# Objective:
Wherever the word "Cumulative" appears in a line, copy that line.

# Recorded information:

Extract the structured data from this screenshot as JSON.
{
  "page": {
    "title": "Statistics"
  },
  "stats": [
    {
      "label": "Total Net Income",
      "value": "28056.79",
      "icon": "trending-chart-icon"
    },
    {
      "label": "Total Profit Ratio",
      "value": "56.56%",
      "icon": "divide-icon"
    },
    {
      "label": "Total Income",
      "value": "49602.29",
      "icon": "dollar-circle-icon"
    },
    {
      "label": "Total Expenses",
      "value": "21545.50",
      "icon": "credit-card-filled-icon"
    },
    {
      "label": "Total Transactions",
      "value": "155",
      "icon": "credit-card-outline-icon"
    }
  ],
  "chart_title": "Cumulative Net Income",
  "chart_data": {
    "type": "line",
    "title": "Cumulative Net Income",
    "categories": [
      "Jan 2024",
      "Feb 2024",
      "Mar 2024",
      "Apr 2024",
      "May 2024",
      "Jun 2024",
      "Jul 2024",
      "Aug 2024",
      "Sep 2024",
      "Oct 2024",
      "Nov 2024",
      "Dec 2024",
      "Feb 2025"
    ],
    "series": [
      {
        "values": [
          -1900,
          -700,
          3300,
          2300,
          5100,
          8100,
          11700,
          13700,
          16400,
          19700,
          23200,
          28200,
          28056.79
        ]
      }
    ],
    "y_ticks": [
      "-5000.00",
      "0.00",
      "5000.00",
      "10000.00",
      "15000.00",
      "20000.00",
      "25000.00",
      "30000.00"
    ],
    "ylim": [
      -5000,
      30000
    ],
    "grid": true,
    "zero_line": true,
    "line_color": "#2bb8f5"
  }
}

# Task result:
  "chart_title": "Cumulative Net Income",
    "title": "Cumulative Net Income",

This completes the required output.